- **Written exercise**
Repeat the lines starting at the one that contains "- series-line-1: [108, 273, 1165, 311]" and ending at the one that contains "- data-label: 4.4%: [788, 247, 836, 270]", with both of those lines included.

Layout dataset items:
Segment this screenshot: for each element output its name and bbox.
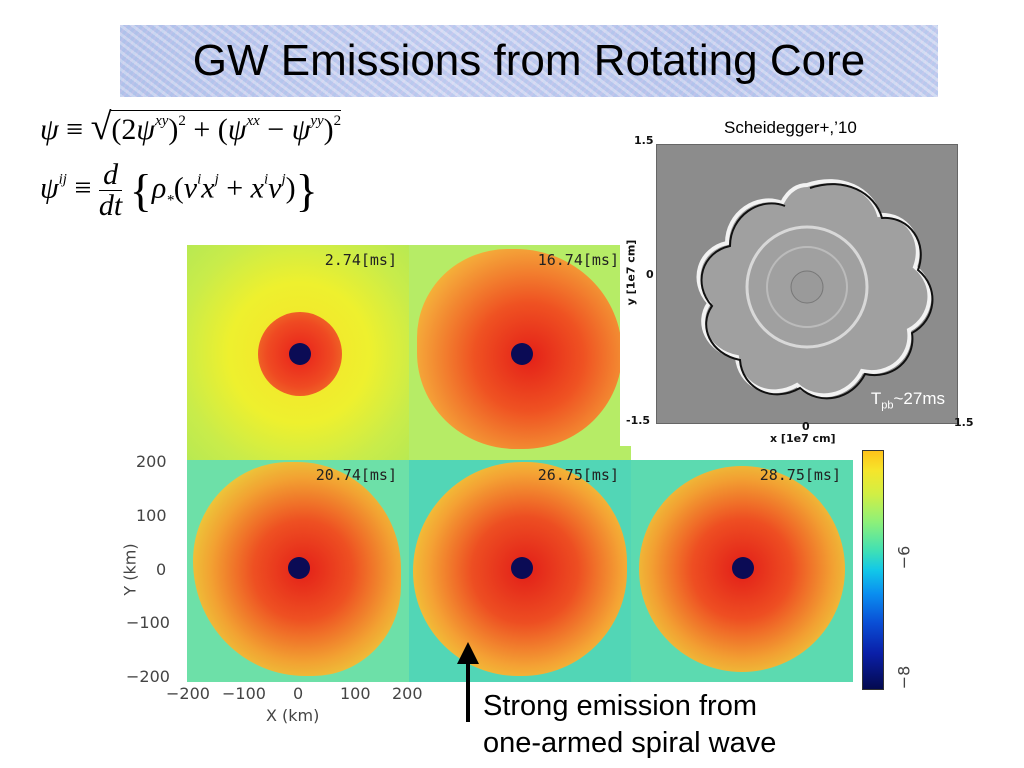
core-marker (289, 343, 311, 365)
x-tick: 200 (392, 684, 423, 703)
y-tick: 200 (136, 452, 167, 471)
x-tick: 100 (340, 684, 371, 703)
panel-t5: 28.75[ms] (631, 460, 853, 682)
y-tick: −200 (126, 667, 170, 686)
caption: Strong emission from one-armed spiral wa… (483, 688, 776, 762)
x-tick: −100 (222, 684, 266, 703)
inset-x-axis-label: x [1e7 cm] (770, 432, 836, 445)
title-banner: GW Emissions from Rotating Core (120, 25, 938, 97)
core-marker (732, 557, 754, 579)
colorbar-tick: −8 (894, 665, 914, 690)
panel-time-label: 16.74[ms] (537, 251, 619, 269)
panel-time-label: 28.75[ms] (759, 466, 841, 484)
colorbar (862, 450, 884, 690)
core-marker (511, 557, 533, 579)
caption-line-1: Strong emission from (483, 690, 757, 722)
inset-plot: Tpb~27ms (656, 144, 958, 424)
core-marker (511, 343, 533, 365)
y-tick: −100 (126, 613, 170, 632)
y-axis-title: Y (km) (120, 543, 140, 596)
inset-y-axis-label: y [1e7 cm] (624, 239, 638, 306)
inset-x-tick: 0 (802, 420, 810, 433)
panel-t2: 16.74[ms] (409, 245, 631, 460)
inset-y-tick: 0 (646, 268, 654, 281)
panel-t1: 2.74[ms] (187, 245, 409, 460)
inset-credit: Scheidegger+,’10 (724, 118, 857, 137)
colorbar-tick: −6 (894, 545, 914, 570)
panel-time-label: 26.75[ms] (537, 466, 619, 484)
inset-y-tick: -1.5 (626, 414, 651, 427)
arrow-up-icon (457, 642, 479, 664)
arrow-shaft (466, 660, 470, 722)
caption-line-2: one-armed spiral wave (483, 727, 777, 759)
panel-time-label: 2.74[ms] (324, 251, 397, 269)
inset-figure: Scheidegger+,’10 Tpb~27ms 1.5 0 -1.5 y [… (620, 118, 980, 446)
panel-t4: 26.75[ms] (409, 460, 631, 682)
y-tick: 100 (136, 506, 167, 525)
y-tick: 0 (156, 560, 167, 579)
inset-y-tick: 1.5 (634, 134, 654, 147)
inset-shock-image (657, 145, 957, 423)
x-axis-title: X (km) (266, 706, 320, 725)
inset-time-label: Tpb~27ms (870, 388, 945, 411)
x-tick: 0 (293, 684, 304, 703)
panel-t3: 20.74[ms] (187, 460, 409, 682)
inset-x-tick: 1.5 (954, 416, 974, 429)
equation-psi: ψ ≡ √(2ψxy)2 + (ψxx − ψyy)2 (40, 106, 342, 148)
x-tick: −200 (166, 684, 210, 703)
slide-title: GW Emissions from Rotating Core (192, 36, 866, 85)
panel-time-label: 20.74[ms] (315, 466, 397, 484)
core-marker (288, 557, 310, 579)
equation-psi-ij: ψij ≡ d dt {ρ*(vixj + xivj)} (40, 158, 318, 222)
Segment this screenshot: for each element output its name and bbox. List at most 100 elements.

* * *

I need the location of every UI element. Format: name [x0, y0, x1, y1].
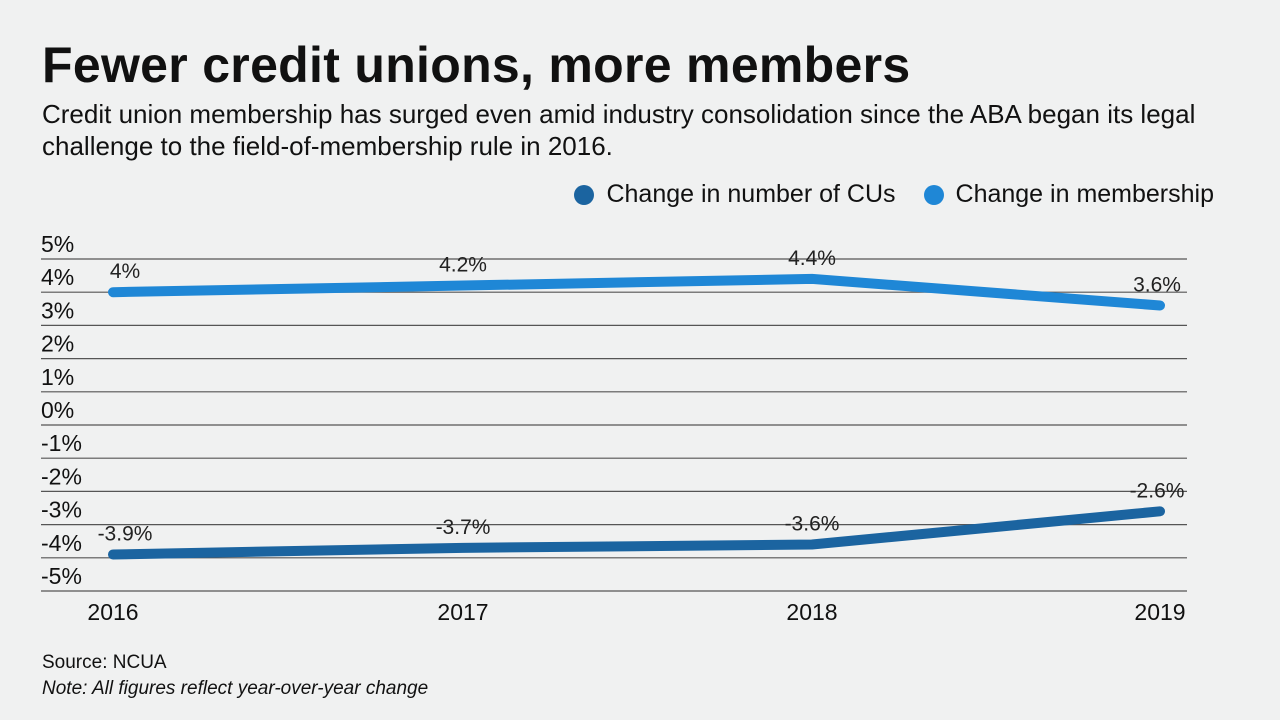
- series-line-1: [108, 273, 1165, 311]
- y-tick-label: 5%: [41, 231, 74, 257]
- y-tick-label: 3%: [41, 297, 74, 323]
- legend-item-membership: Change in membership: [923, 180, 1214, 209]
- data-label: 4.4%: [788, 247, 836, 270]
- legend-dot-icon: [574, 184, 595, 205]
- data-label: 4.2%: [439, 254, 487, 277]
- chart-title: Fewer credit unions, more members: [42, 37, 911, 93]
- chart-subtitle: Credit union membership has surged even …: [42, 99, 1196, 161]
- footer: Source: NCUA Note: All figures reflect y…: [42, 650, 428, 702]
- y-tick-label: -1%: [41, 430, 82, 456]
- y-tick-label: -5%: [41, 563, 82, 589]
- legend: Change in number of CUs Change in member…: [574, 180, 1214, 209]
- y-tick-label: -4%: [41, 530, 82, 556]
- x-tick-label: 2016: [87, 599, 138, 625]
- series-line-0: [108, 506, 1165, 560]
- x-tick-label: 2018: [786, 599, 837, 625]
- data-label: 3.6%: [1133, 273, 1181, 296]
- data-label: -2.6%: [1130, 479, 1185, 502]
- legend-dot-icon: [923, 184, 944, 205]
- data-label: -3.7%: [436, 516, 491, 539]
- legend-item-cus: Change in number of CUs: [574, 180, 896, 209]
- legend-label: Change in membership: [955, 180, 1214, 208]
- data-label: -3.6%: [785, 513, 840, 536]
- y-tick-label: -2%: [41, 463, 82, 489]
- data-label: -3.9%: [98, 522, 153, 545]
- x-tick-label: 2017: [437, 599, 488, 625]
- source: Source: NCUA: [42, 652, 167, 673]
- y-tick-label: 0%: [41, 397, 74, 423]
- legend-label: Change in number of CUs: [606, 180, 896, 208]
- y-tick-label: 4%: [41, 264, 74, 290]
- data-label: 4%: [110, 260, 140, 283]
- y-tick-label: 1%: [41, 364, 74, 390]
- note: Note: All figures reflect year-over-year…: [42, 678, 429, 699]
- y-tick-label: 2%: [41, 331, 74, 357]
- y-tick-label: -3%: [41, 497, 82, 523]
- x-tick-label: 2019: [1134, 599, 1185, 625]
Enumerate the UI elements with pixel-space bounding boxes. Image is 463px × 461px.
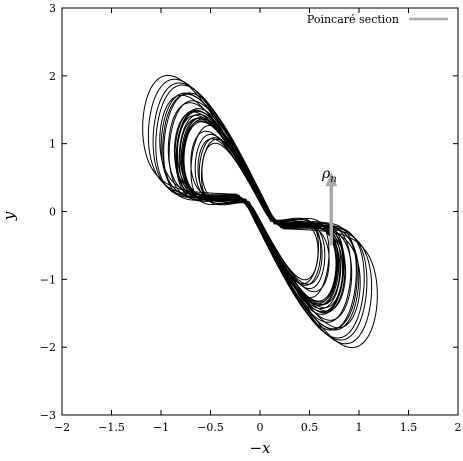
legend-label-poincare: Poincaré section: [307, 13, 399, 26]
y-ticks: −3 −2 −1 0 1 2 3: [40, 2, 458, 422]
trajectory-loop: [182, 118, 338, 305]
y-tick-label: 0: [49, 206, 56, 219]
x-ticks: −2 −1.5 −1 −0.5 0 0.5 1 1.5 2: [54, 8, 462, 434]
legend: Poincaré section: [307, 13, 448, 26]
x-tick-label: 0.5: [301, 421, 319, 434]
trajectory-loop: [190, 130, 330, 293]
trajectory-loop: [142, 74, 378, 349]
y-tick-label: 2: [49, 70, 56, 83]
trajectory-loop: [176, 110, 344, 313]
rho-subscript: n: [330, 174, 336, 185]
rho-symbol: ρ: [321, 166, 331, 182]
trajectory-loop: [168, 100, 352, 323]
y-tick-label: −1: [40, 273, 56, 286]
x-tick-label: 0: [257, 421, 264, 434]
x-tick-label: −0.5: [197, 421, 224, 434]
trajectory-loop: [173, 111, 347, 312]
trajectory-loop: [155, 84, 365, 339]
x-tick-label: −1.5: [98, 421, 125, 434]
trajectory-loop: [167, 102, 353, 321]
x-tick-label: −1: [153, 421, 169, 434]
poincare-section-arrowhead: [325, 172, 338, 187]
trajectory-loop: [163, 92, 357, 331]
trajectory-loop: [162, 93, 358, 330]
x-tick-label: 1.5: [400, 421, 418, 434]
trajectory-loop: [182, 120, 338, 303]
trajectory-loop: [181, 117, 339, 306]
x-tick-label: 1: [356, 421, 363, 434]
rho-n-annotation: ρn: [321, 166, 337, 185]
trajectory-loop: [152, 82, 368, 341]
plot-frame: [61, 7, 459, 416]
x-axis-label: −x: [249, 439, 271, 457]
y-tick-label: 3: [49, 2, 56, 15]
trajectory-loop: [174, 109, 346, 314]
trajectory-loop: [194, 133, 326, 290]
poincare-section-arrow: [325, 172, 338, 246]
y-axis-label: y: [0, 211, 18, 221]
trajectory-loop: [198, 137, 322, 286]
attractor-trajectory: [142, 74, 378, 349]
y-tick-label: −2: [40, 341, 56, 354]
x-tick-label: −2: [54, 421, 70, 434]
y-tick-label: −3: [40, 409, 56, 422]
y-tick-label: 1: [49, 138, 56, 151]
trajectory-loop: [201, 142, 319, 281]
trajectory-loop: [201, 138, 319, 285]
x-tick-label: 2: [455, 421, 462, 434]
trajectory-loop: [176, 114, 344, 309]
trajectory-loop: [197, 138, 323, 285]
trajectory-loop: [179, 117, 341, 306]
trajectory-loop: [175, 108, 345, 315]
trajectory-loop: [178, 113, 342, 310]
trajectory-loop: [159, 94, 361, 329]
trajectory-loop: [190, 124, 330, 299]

- **Solution to this problem**
- series-line-1: [108, 273, 1165, 311]
- y-tick-label: 5%: [41, 231, 74, 257]
- y-tick-label: 3%: [41, 297, 74, 323]
- legend-item-membership: Change in membership: [923, 180, 1214, 209]
- data-label: 4.4%: [788, 247, 836, 270]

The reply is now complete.